[Element-and-box listings]
####################

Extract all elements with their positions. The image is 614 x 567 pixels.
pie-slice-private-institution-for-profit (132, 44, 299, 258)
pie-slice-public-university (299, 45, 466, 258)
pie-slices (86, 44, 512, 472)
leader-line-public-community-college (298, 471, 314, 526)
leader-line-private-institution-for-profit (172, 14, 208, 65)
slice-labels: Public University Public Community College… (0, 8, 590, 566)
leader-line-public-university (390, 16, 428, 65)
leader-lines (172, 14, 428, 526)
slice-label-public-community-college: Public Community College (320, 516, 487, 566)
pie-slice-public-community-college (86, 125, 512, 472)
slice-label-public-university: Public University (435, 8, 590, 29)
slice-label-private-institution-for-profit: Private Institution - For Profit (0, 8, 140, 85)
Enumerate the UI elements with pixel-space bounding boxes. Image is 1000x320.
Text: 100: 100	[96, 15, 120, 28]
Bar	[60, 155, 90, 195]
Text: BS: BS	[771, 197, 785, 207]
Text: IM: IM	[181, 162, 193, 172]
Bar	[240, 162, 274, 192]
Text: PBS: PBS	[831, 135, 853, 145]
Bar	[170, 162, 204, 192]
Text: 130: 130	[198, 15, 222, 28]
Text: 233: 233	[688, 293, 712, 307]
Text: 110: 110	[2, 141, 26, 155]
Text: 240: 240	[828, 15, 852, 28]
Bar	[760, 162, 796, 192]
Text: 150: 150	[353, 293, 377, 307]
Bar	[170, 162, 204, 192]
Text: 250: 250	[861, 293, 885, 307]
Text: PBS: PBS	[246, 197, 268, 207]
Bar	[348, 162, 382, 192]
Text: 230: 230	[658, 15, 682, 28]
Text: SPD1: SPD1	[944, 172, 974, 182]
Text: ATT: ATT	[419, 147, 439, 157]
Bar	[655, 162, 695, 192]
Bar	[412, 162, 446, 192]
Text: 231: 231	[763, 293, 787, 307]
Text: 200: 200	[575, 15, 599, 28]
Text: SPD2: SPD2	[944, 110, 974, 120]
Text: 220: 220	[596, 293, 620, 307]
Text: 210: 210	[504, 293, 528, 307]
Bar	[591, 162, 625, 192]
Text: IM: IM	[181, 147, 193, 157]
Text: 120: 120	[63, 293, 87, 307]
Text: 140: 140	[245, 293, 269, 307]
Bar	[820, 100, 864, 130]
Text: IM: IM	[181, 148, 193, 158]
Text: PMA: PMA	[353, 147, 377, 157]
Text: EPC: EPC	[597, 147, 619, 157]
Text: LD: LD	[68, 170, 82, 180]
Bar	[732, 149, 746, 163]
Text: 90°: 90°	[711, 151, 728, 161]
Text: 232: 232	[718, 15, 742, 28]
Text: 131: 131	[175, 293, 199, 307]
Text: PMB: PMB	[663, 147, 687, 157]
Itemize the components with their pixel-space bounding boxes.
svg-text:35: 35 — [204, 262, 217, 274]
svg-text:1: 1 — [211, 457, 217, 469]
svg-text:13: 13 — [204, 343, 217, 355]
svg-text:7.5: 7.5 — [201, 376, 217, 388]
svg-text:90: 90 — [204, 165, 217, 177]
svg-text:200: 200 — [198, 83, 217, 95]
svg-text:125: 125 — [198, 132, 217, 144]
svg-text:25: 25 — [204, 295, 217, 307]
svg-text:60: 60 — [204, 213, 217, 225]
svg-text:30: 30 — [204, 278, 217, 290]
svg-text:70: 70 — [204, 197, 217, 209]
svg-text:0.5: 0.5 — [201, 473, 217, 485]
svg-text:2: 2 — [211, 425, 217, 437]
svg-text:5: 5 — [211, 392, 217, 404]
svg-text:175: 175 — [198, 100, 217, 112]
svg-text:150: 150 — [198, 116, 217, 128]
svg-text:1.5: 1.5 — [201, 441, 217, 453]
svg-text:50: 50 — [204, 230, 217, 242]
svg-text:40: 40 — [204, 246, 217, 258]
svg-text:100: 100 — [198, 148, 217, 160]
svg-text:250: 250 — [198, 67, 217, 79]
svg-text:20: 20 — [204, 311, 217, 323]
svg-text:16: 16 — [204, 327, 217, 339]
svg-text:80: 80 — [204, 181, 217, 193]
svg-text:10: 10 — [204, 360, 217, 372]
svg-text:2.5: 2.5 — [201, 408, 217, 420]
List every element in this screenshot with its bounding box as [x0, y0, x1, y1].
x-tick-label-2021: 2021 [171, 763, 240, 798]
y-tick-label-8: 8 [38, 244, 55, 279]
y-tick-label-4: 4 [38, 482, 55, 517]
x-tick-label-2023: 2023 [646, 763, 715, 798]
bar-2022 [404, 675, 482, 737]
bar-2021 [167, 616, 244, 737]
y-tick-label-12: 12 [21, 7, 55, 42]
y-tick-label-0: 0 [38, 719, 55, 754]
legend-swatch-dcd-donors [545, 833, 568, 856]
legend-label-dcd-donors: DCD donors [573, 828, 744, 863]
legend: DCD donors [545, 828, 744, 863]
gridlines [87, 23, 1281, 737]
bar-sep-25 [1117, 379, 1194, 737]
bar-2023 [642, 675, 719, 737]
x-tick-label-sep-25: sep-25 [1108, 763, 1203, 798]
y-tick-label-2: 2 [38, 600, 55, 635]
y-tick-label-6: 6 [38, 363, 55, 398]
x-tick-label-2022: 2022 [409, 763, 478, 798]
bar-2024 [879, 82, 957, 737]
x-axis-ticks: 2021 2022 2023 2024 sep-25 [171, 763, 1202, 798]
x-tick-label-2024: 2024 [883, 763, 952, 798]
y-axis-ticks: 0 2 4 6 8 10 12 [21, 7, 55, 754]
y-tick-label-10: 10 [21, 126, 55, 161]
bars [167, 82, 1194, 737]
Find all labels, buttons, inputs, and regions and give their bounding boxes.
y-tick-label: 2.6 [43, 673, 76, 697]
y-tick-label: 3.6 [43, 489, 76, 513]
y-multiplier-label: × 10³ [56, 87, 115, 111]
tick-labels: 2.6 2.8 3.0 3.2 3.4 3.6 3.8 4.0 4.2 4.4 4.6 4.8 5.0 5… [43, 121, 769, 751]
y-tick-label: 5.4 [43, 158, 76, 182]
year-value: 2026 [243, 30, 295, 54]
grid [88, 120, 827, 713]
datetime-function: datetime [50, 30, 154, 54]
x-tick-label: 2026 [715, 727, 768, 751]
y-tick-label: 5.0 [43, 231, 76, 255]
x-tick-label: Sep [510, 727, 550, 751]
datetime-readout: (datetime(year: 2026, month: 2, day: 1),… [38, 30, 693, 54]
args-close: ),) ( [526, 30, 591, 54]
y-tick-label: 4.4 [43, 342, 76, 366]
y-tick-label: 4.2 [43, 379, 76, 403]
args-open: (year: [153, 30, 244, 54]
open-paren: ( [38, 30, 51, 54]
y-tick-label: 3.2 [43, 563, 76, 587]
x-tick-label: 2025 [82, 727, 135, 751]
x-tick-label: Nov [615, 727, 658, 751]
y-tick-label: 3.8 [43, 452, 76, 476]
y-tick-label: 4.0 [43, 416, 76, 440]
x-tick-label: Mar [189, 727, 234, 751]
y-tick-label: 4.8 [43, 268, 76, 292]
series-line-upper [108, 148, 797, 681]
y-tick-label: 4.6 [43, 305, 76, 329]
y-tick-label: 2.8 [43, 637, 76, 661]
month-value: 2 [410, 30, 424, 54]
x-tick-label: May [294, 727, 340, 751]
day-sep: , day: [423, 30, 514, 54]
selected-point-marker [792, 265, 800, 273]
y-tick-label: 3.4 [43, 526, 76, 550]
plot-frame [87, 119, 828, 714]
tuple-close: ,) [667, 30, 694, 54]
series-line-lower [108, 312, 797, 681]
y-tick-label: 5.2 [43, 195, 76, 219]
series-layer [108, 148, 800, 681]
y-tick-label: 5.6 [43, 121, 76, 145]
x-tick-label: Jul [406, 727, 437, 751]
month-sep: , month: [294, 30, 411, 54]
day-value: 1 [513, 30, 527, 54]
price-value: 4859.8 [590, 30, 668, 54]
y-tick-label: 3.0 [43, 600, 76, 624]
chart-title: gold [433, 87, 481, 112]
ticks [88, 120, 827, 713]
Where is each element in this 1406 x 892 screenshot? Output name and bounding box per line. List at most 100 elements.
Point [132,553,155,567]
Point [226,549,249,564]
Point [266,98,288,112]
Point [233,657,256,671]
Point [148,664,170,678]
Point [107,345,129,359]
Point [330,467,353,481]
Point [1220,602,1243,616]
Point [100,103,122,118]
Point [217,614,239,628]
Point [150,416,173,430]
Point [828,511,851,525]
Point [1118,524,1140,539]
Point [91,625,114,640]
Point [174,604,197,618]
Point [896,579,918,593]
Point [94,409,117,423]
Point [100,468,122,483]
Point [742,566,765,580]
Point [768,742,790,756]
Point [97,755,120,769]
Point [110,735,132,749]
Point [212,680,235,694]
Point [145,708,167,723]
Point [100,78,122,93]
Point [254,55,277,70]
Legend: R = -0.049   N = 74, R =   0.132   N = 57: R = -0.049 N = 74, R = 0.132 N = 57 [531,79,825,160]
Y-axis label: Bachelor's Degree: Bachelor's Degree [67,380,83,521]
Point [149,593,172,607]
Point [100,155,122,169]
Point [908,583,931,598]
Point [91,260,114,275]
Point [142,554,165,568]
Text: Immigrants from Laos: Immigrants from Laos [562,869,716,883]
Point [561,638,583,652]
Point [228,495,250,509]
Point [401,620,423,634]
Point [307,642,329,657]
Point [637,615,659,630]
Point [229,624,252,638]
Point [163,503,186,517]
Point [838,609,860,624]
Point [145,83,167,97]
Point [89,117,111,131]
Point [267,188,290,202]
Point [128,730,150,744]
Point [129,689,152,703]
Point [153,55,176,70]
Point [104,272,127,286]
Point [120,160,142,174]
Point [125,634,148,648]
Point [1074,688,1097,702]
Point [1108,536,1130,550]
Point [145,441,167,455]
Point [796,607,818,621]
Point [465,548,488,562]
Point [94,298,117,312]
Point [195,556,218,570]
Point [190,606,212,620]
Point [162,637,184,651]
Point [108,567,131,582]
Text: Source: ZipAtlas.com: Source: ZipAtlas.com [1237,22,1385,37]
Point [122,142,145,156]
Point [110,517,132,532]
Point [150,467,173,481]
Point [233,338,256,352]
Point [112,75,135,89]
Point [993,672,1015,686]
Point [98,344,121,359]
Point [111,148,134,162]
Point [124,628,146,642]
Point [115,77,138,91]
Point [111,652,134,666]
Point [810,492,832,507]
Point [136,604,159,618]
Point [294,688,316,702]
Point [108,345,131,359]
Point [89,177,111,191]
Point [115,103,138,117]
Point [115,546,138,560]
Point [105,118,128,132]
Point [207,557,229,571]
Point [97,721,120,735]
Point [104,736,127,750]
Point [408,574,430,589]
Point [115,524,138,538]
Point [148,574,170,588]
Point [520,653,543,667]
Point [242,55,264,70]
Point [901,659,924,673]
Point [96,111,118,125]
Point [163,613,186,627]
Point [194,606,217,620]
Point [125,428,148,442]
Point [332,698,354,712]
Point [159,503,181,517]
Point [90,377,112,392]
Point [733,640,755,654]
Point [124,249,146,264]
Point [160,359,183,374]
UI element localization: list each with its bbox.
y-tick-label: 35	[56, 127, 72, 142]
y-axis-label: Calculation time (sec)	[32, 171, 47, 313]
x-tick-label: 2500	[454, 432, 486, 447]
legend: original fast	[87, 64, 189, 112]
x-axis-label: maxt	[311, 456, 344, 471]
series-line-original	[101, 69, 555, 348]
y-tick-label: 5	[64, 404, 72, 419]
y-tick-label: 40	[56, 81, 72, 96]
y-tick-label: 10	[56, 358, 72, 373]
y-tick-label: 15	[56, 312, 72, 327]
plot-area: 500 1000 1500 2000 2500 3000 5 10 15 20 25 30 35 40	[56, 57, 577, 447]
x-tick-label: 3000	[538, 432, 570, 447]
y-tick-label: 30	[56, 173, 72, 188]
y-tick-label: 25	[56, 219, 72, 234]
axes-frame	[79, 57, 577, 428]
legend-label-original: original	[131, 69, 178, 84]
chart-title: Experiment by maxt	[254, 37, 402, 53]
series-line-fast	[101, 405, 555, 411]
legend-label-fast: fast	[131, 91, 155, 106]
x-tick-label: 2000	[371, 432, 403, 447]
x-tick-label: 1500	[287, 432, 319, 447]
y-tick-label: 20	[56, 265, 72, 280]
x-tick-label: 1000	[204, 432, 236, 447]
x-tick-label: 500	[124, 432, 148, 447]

####################

Return every line in the records above that contains the string "year".

year-value: 2026 [243, 30, 295, 54]
datetime-readout: (datetime(year: 2026, month: 2, day: 1),… [38, 30, 693, 54]
args-open: (year: [153, 30, 244, 54]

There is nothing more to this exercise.